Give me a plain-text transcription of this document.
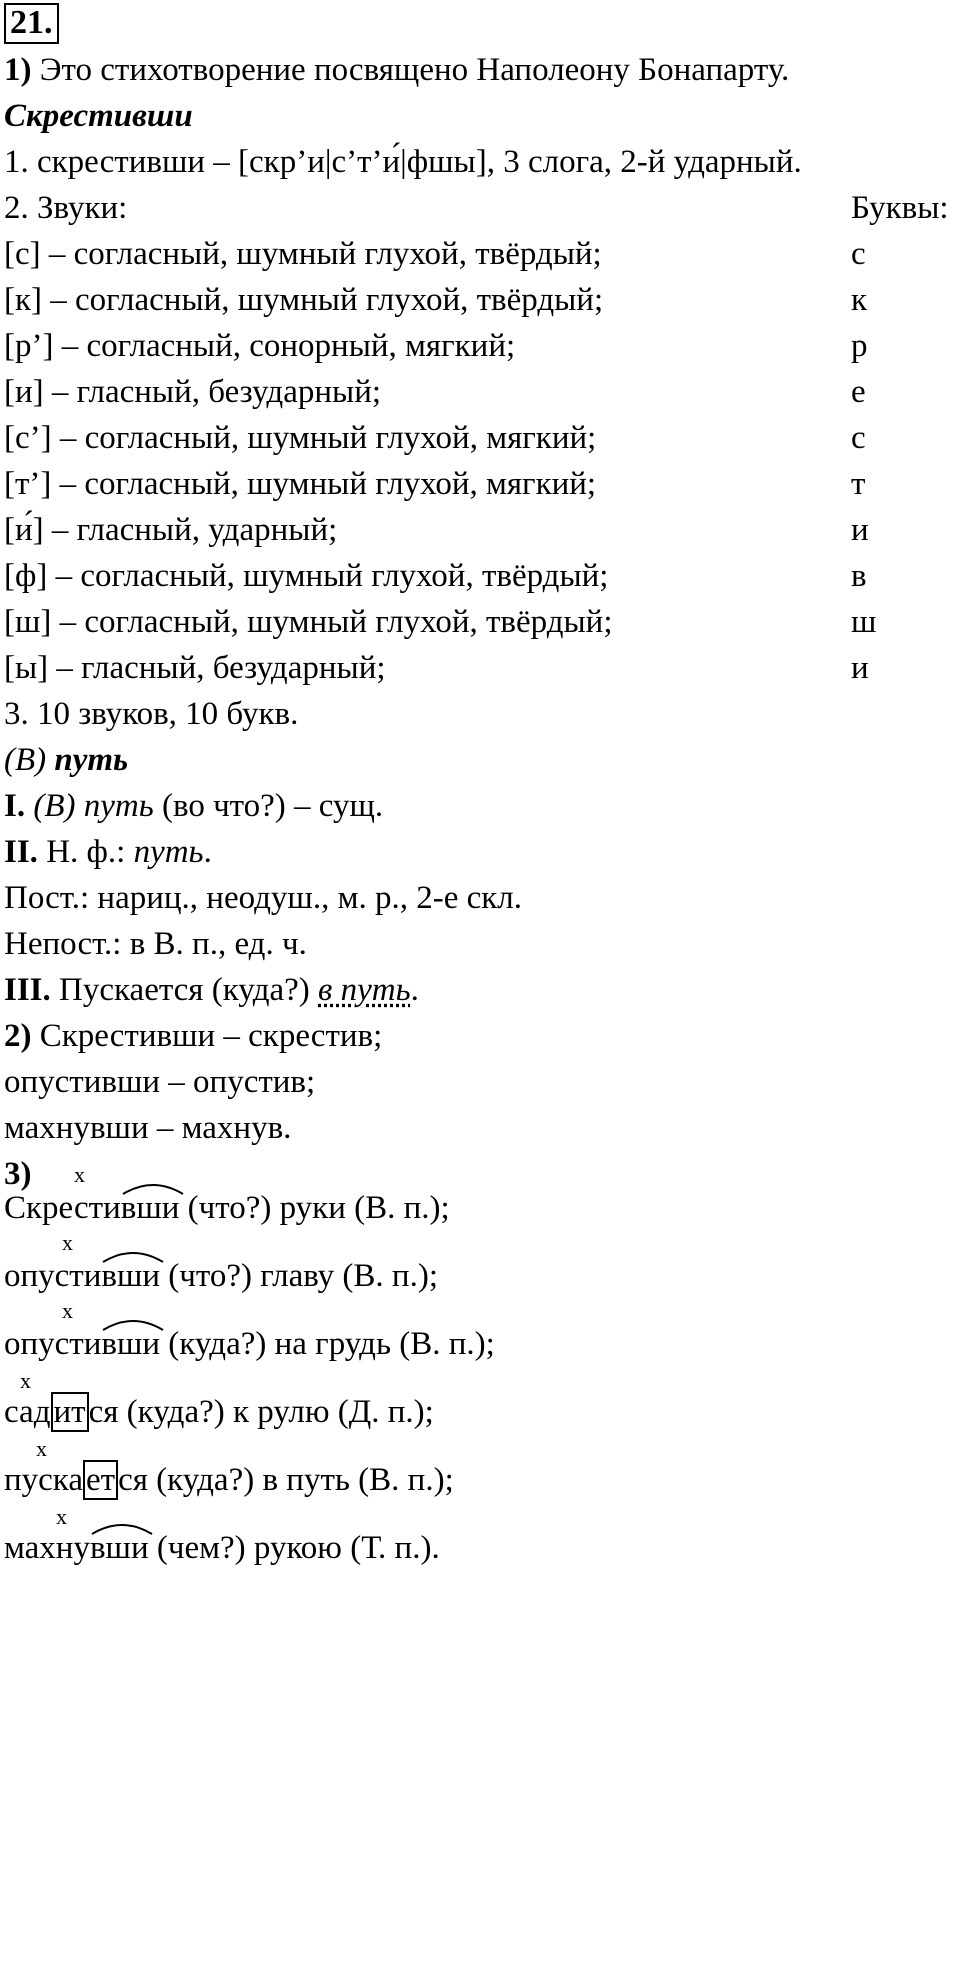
21.
1) Это стихотворение посвящено Наполеону Бонапарту.
Скрестивши
1. скрестивши – [скр’и|с’т’и́|фшы], 3 слога, 2-й ударный.
2. Звуки:	Буквы:
[с] – согласный, шумный глухой, твёрдый;	с
[к] – согласный, шумный глухой, твёрдый;	к
[р’] – согласный, сонорный, мягкий;	р
[и] – гласный, безударный;	е
[с’] – согласный, шумный глухой, мягкий;	с
[т’] – согласный, шумный глухой, мягкий;	т
[и́] – гласный, ударный;	и
[ф] – согласный, шумный глухой, твёрдый;	в
[ш] – согласный, шумный глухой, твёрдый;	ш
[ы] – гласный, безударный;	и
3. 10 звуков, 10 букв.
(В) путь
I. (В) путь (во что?) – сущ.
II. Н. ф.: путь.
Пост.: нариц., неодуш., м. р., 2-е скл.
Непост.: в В. п., ед. ч.
III. Пускается (куда?) в путь.
2) Скрестивши – скрестив;
опустивши – опустив;
махнувши – махнув.
3) x
Скрести
вши (что?) руки (В. п.);
x
опусти
вши (что?) главу (В. п.);
x
опусти
вши (куда?) на грудь (В. п.);
x
садится (куда?) к рулю (Д. п.);
x
пускается (куда?) в путь (В. п.);
x
махну
вши (чем?) рукою (Т. п.).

TASK GOAL ->
None of the pictures should appear; repeat the records exactly otherwise.

THE RESULT ->
Give me a plain-text transcription of this document.
21.
1) Это стихотворение посвящено Наполеону Бонапарту.
Скрестивши
1. скрестивши – [скр’и|с’т’и́|фшы], 3 слога, 2-й ударный.
2. Звуки:	Буквы:
[с] – согласный, шумный глухой, твёрдый;	с
[к] – согласный, шумный глухой, твёрдый;	к
[р’] – согласный, сонорный, мягкий;	р
[и] – гласный, безударный;	е
[с’] – согласный, шумный глухой, мягкий;	с
[т’] – согласный, шумный глухой, мягкий;	т
[и́] – гласный, ударный;	и
[ф] – согласный, шумный глухой, твёрдый;	в
[ш] – согласный, шумный глухой, твёрдый;	ш
[ы] – гласный, безударный;	и
3. 10 звуков, 10 букв.
(В) путь
I. (В) путь (во что?) – сущ.
II. Н. ф.: путь.
Пост.: нариц., неодуш., м. р., 2-е скл.
Непост.: в В. п., ед. ч.
III. Пускается (куда?) в путь.
2) Скрестивши – скрестив;
опустивши – опустив;
махнувши – махнув.
3) x
Скрести
вши (что?) руки (В. п.);
x
опусти
вши (что?) главу (В. п.);
x
опусти
вши (куда?) на грудь (В. п.);
x
садится (куда?) к рулю (Д. п.);
x
пускается (куда?) в путь (В. п.);
x
махну
вши (чем?) рукою (Т. п.).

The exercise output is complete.